* What is required: Collect every line in the records below that contains the word "Test".

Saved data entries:

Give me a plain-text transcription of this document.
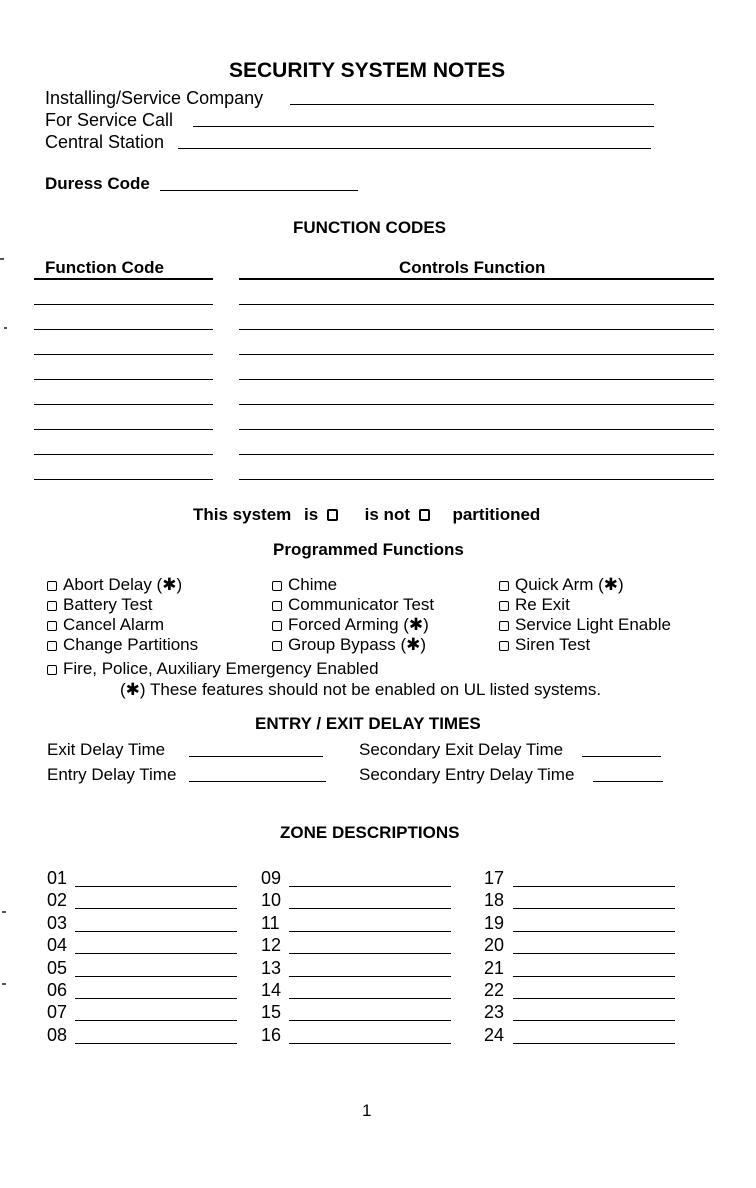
SECURITY SYSTEM NOTES
Installing/Service Company
For Service Call
Central Station
Duress Code
FUNCTION CODES
Function Code	Controls Function
This system is	is not partitioned
Programmed Functions
Abort Delay (✱)
Battery Test
Cancel Alarm
Change Partitions
Chime
Communicator Test
Forced Arming (✱)
Group Bypass (✱)
Quick Arm (✱)
Re Exit
Service Light Enable
Siren Test
Fire, Police, Auxiliary Emergency Enabled
(✱) These features should not be enabled on UL listed systems.
ENTRY / EXIT DELAY TIMES
Exit Delay Time
Entry Delay Time
Secondary Exit Delay Time
Secondary Entry Delay Time
ZONE DESCRIPTIONS
01
02
03
04
05
06
07
08
09
10
11
12
13
14
15
16
17
18
19
20
21
22
23
24
1
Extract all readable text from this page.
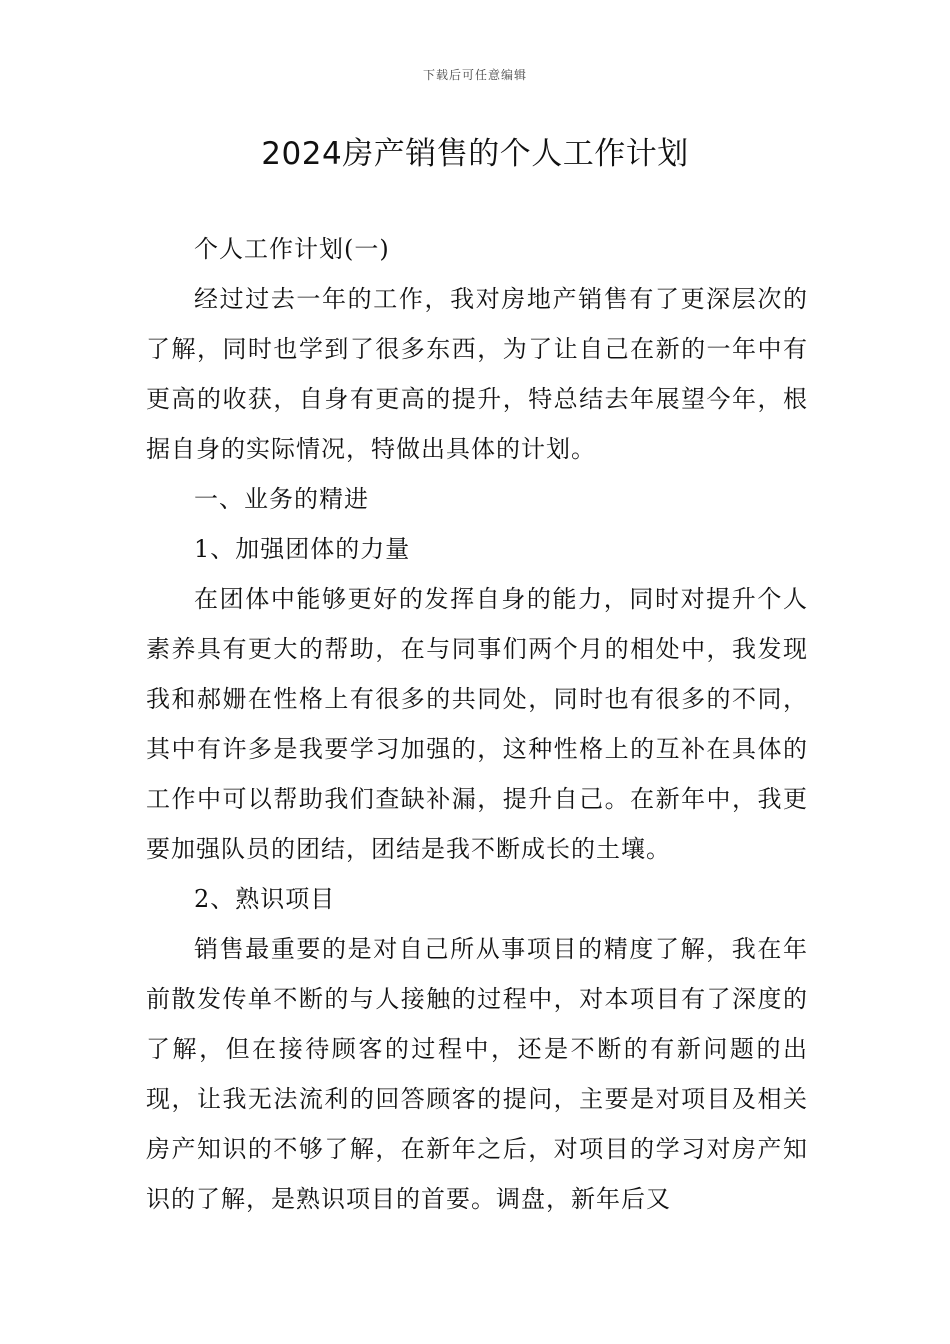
下载后可任意编辑
2024房产销售的个人工作计划

个人工作计划(一)

经过过去一年的工作，我对房地产销售有了更深层次的了解，同时也学到了很多东西，为了让自己在新的一年中有更高的收获，自身有更高的提升，特总结去年展望今年，根据自身的实际情况，特做出具体的计划。

一、业务的精进

1、加强团体的力量

在团体中能够更好的发挥自身的能力，同时对提升个人素养具有更大的帮助，在与同事们两个月的相处中，我发现我和郝姗在性格上有很多的共同处，同时也有很多的不同，其中有许多是我要学习加强的，这种性格上的互补在具体的工作中可以帮助我们查缺补漏，提升自己。在新年中，我更要加强队员的团结，团结是我不断成长的土壤。

2、熟识项目

销售最重要的是对自己所从事项目的精度了解，我在年前散发传单不断的与人接触的过程中，对本项目有了深度的了解，但在接待顾客的过程中，还是不断的有新问题的出现，让我无法流利的回答顾客的提问，主要是对项目及相关房产知识的不够了解，在新年之后，对项目的学习对房产知识的了解，是熟识项目的首要。调盘，新年后又
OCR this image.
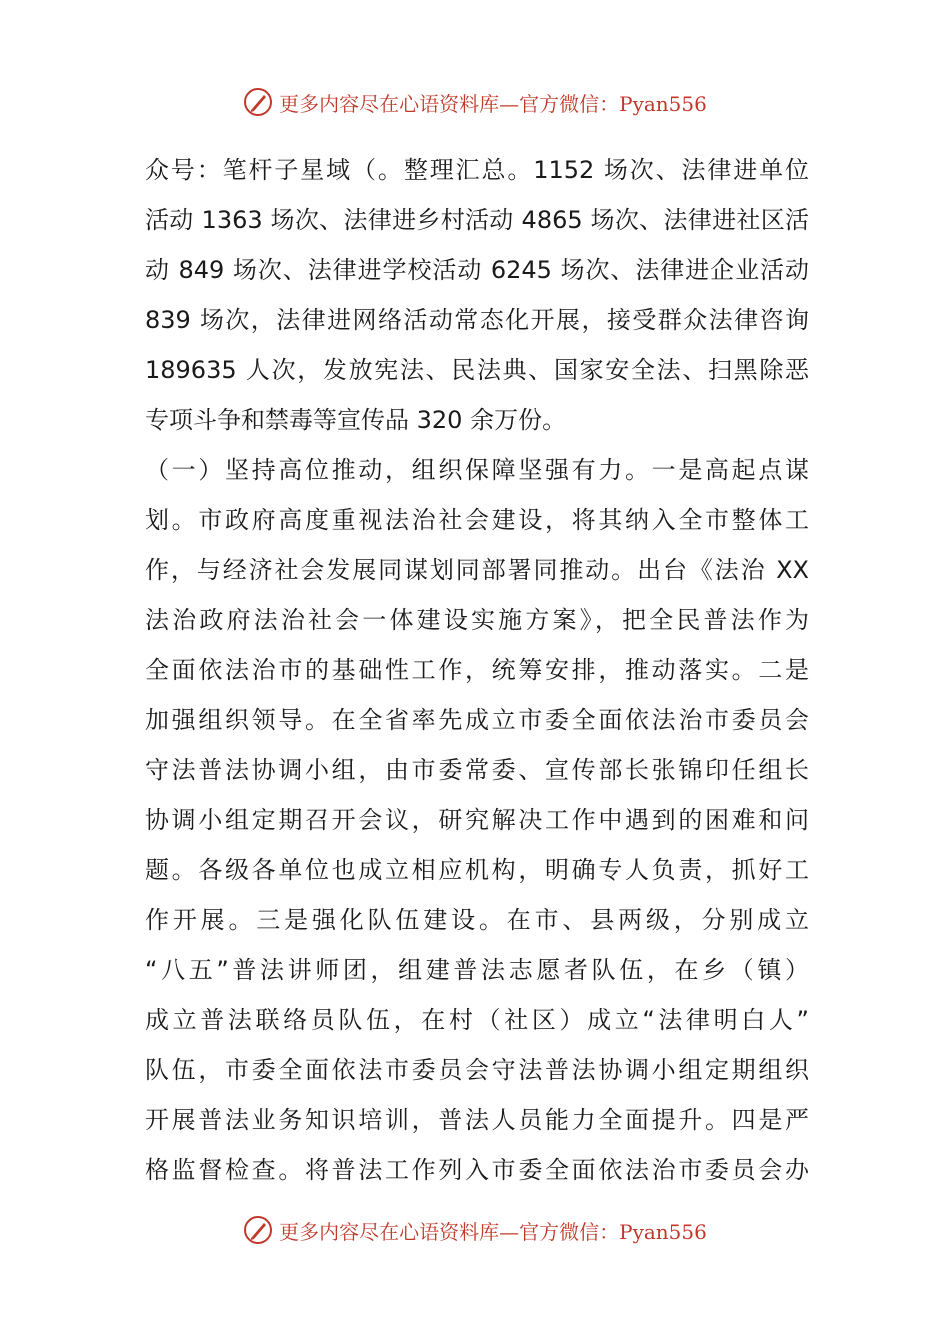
更多内容尽在心语资料库—官方微信：Pyan556
众号：笔杆子星域（。整理汇总。1152 场次、法律进单位
活动 1363 场次、法律进乡村活动 4865 场次、法律进社区活
动 849 场次、法律进学校活动 6245 场次、法律进企业活动
839 场次，法律进网络活动常态化开展，接受群众法律咨询
189635 人次，发放宪法、民法典、国家安全法、扫黑除恶
专项斗争和禁毒等宣传品 320 余万份。
（一）坚持高位推动，组织保障坚强有力。一是高起点谋
划。市政府高度重视法治社会建设，将其纳入全市整体工
作，与经济社会发展同谋划同部署同推动。出台《法治 XX
法治政府法治社会一体建设实施方案》，把全民普法作为
全面依法治市的基础性工作，统筹安排，推动落实。二是
加强组织领导。在全省率先成立市委全面依法治市委员会
守法普法协调小组，由市委常委、宣传部长张锦印任组长
协调小组定期召开会议，研究解决工作中遇到的困难和问
题。各级各单位也成立相应机构，明确专人负责，抓好工
作开展。三是强化队伍建设。在市、县两级，分别成立
“八五”普法讲师团，组建普法志愿者队伍，在乡（镇）
成立普法联络员队伍，在村（社区）成立“法律明白人”
队伍，市委全面依法市委员会守法普法协调小组定期组织
开展普法业务知识培训，普法人员能力全面提升。四是严
格监督检查。将普法工作列入市委全面依法治市委员会办
更多内容尽在心语资料库—官方微信：Pyan556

* The reply:
Battery Test
Communicator Test
Siren Test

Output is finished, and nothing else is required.